▸ **Aim of the task**: All lines of the records below that contain the word "Bestimmung" must be listed.

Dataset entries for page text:
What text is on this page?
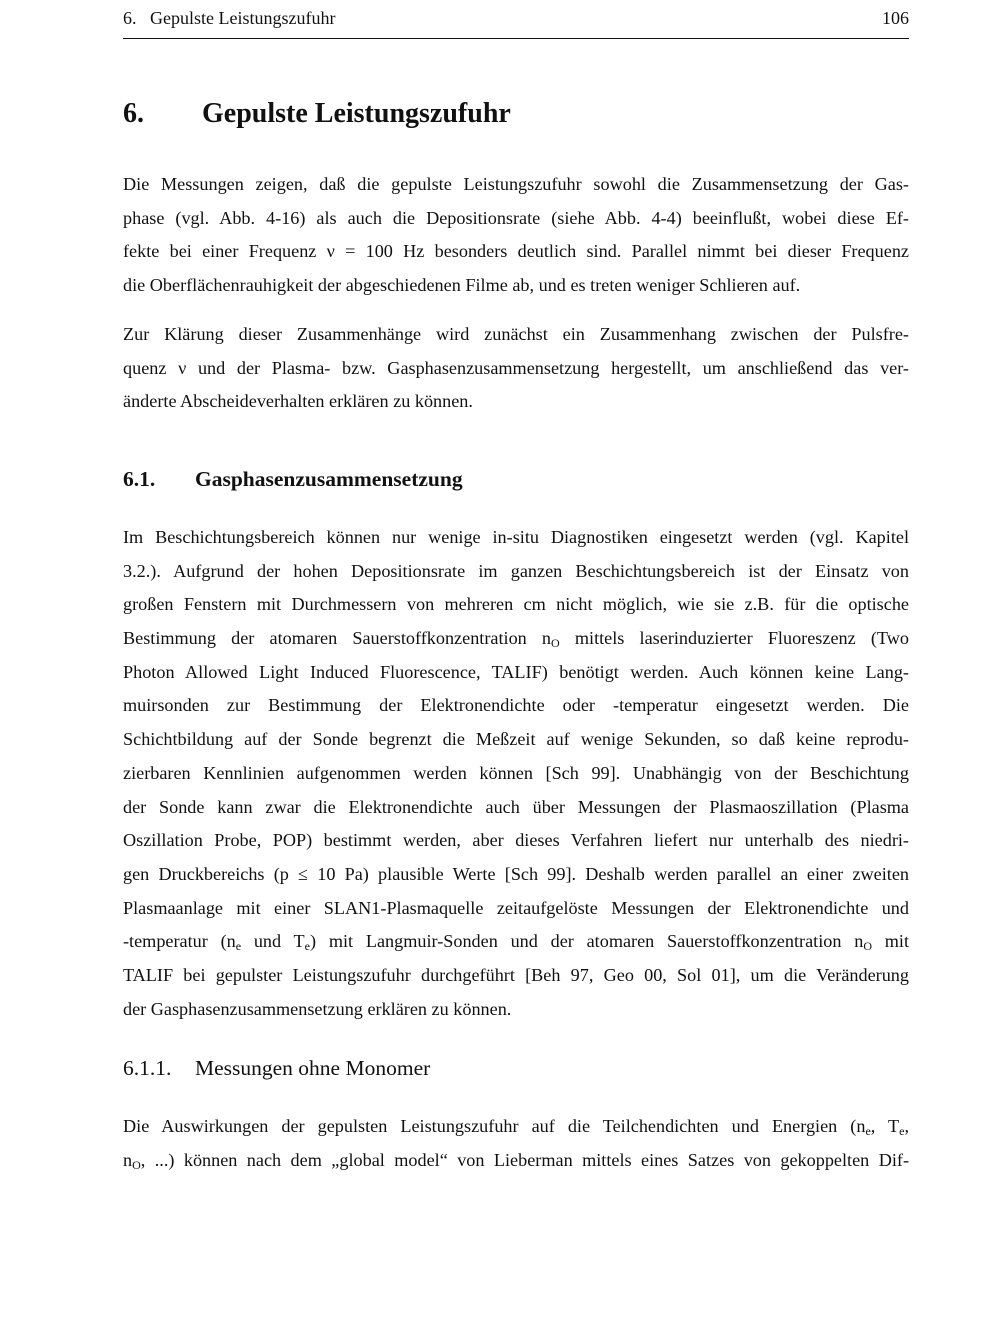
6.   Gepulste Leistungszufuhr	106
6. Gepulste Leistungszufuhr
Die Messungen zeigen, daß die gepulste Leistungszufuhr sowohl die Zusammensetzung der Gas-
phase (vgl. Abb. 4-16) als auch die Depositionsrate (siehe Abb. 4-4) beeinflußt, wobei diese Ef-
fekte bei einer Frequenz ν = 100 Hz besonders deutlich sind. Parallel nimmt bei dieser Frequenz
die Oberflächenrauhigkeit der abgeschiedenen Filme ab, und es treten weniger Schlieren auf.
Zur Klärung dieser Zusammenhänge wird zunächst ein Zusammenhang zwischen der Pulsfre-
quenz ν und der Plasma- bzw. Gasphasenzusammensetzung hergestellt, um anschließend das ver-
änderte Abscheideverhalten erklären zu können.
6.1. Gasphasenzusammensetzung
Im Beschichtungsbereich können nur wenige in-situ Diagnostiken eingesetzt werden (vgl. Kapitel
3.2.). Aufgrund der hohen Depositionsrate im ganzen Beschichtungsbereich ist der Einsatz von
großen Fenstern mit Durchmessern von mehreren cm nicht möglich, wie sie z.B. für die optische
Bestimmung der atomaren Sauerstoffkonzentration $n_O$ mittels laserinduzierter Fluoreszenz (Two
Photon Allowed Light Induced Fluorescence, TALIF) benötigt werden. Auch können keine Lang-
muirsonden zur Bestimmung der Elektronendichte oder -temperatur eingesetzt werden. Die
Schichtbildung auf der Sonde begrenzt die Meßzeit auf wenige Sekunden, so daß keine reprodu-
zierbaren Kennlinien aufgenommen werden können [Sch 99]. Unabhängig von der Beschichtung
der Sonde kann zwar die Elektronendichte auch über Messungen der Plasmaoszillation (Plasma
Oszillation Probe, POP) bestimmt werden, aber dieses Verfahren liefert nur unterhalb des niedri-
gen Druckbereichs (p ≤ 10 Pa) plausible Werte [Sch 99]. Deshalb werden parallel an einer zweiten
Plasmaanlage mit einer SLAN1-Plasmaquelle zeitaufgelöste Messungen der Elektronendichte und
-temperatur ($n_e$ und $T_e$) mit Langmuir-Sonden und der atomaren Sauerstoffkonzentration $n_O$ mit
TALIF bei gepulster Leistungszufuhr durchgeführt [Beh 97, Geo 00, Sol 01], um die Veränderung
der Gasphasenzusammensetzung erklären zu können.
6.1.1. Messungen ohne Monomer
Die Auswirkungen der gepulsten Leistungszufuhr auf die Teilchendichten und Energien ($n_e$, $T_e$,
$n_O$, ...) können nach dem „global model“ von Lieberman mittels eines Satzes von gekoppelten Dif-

==

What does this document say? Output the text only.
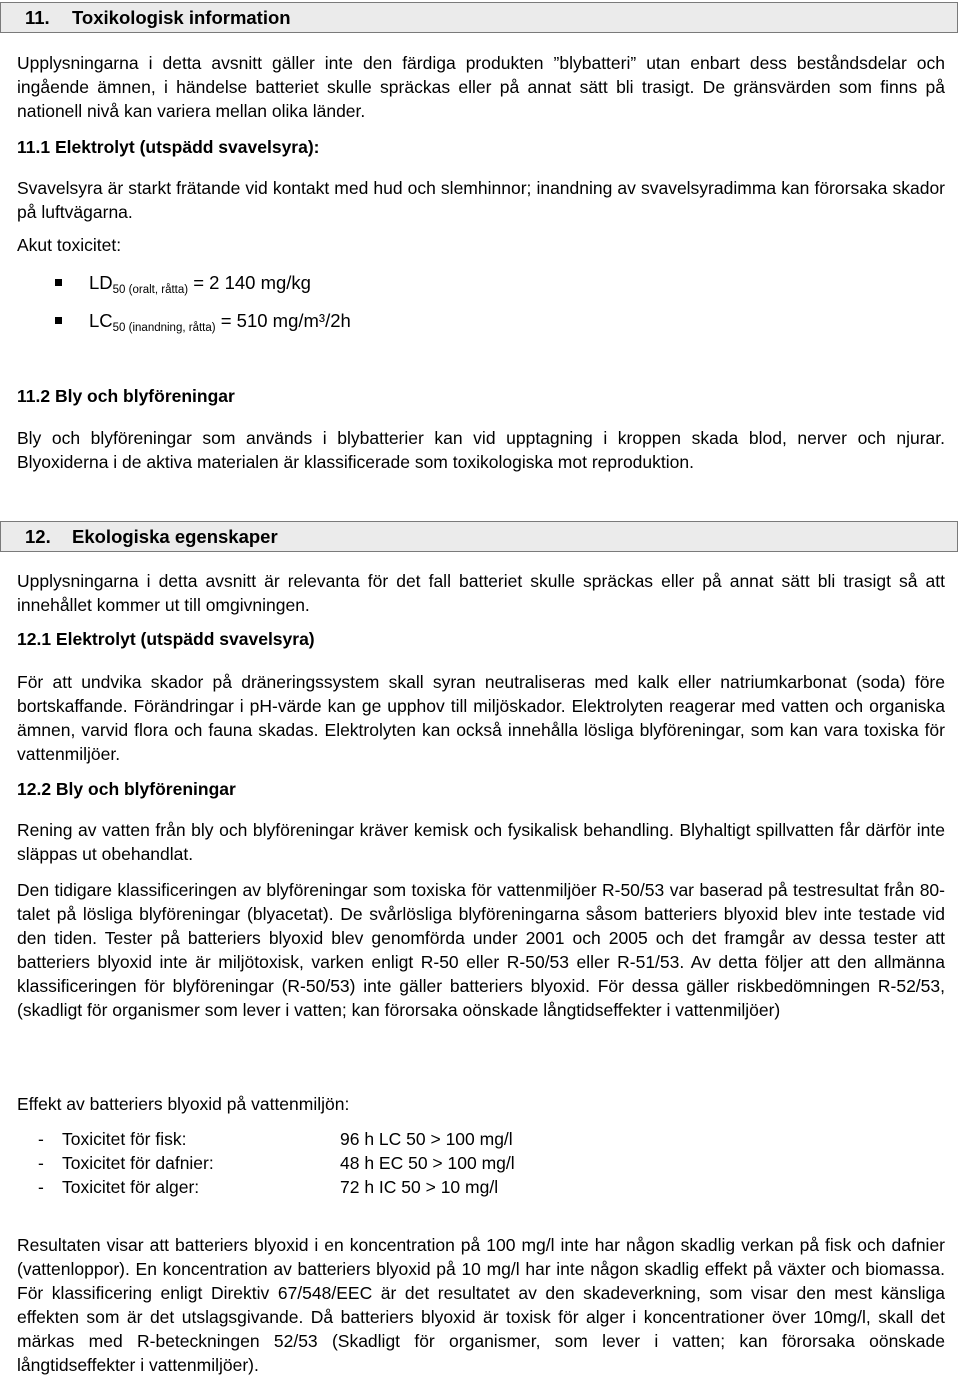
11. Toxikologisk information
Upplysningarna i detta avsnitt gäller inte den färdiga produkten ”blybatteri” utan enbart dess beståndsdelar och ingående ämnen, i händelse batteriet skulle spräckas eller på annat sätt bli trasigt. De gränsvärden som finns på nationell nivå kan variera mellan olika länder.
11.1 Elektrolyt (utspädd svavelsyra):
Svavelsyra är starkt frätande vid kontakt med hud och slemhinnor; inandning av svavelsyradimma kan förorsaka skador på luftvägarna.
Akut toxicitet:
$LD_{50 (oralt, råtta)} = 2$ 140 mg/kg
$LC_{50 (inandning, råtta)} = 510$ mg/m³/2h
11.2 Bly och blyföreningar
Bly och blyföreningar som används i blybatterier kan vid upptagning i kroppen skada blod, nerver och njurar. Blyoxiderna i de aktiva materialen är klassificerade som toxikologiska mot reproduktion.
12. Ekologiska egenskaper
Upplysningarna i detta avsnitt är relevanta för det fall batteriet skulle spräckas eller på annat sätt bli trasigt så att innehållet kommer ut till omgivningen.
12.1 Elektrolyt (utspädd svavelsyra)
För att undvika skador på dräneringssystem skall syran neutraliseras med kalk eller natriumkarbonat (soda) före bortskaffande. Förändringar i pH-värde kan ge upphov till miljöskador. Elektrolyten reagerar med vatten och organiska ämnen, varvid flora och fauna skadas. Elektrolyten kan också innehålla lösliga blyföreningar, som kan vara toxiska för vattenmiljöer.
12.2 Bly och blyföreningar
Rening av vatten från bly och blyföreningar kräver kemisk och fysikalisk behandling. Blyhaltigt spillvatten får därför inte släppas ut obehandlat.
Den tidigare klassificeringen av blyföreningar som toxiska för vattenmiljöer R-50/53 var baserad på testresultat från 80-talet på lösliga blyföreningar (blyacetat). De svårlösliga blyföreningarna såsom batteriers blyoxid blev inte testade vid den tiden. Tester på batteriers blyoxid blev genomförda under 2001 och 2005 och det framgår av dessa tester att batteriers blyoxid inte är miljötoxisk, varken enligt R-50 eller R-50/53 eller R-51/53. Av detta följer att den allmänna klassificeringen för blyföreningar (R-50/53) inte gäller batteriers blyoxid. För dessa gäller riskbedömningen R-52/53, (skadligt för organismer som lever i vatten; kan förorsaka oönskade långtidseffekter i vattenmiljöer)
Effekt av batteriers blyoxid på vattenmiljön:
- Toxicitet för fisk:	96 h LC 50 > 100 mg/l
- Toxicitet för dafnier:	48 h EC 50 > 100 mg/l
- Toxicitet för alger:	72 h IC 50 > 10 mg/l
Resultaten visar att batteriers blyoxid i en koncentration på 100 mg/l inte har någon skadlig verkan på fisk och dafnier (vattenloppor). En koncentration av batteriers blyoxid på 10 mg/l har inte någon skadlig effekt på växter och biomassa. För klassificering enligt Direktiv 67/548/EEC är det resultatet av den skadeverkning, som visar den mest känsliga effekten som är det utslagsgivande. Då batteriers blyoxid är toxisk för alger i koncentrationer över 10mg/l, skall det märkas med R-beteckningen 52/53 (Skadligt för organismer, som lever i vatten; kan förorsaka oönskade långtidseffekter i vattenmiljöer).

▸ **Task output**:
Bestimmung der atomaren Sauerstoffkonzentration $n_O$ mittels laserinduzierter Fluoreszenz (Two
muirsonden zur Bestimmung der Elektronendichte oder -temperatur eingesetzt werden. Die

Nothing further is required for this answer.